>> START Task material

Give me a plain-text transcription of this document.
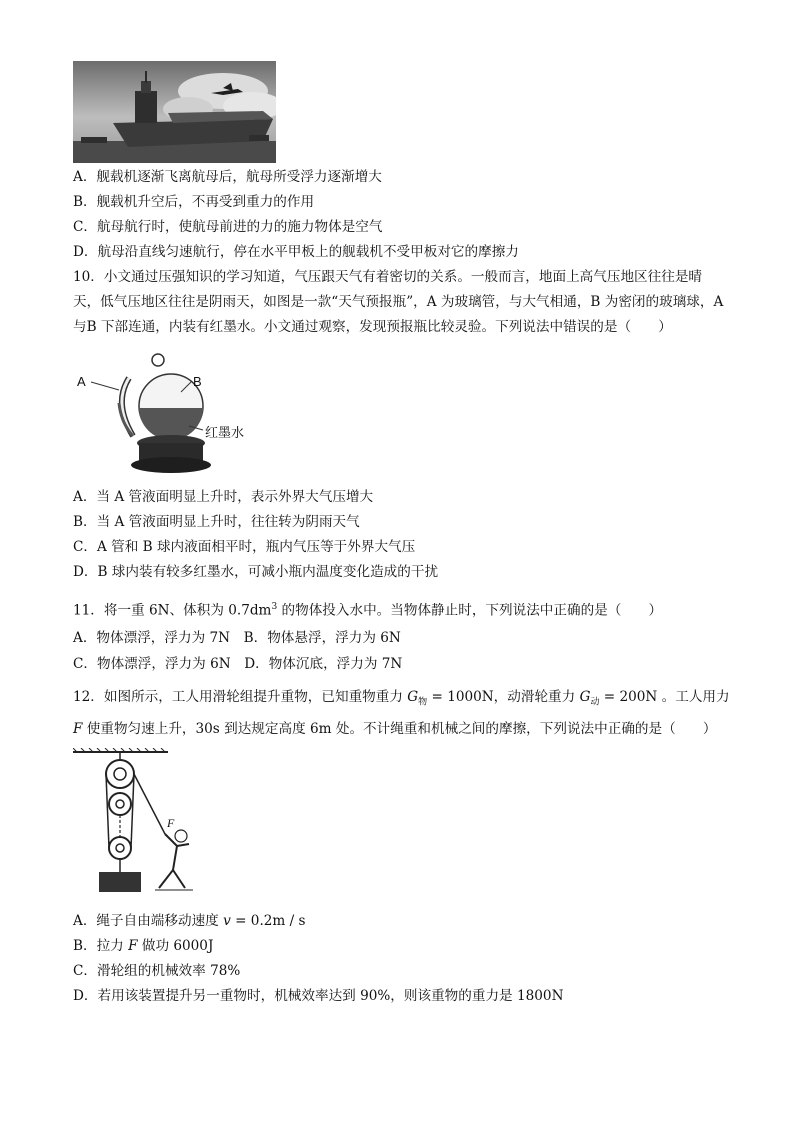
A．舰载机逐渐飞离航母后，航母所受浮力逐渐增大
B．舰载机升空后，不再受到重力的作用
C．航母航行时，使航母前进的力的施力物体是空气
D．航母沿直线匀速航行，停在水平甲板上的舰载机不受甲板对它的摩擦力
10．小文通过压强知识的学习知道，气压跟天气有着密切的关系。一般而言，地面上高气压地区往往是晴
天，低气压地区往往是阴雨天，如图是一款“天气预报瓶”，A 为玻璃管，与大气相通，B 为密闭的玻璃球，A
与B 下部连通，内装有红墨水。小文通过观察，发现预报瓶比较灵验。下列说法中错误的是（　　）
A	B
红墨水
A．当 A 管液面明显上升时，表示外界大气压增大
B．当 A 管液面明显上升时，往往转为阴雨天气
C．A 管和 B 球内液面相平时，瓶内气压等于外界大气压
D．B 球内装有较多红墨水，可减小瓶内温度变化造成的干扰
11．将一重 6N、体积为 $0.7dm^3$ 的物体投入水中。当物体静止时，下列说法中正确的是（　　）
A．物体漂浮，浮力为 7N　B．物体悬浮，浮力为 6N
C．物体漂浮，浮力为 6N　D．物体沉底，浮力为 7N
12．如图所示，工人用滑轮组提升重物，已知重物重力 $G_物 = 1000N$，动滑轮重力 $G_动 = 200N$ 。工人用力
F 使重物匀速上升，30s 到达规定高度 6m 处。不计绳重和机械之间的摩擦，下列说法中正确的是（　　）
F
A．绳子自由端移动速度 v = 0.2m / s
B．拉力 F 做功 6000J
C．滑轮组的机械效率 78%
D．若用该装置提升另一重物时，机械效率达到 90%，则该重物的重力是 1800N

>> END Task material

Give all the entries again exactly, dropping each picture.

Give me a plain-text transcription of this document.
A．舰载机逐渐飞离航母后，航母所受浮力逐渐增大
B．舰载机升空后，不再受到重力的作用
C．航母航行时，使航母前进的力的施力物体是空气
D．航母沿直线匀速航行，停在水平甲板上的舰载机不受甲板对它的摩擦力
10．小文通过压强知识的学习知道，气压跟天气有着密切的关系。一般而言，地面上高气压地区往往是晴
天，低气压地区往往是阴雨天，如图是一款“天气预报瓶”，A 为玻璃管，与大气相通，B 为密闭的玻璃球，A
与B 下部连通，内装有红墨水。小文通过观察，发现预报瓶比较灵验。下列说法中错误的是（　　）
A	B
红墨水
A．当 A 管液面明显上升时，表示外界大气压增大
B．当 A 管液面明显上升时，往往转为阴雨天气
C．A 管和 B 球内液面相平时，瓶内气压等于外界大气压
D．B 球内装有较多红墨水，可减小瓶内温度变化造成的干扰
11．将一重 6N、体积为 $0.7dm^3$ 的物体投入水中。当物体静止时，下列说法中正确的是（　　）
A．物体漂浮，浮力为 7N　B．物体悬浮，浮力为 6N
C．物体漂浮，浮力为 6N　D．物体沉底，浮力为 7N
12．如图所示，工人用滑轮组提升重物，已知重物重力 $G_物 = 1000N$，动滑轮重力 $G_动 = 200N$ 。工人用力
F 使重物匀速上升，30s 到达规定高度 6m 处。不计绳重和机械之间的摩擦，下列说法中正确的是（　　）
F
A．绳子自由端移动速度 v = 0.2m / s
B．拉力 F 做功 6000J
C．滑轮组的机械效率 78%
D．若用该装置提升另一重物时，机械效率达到 90%，则该重物的重力是 1800N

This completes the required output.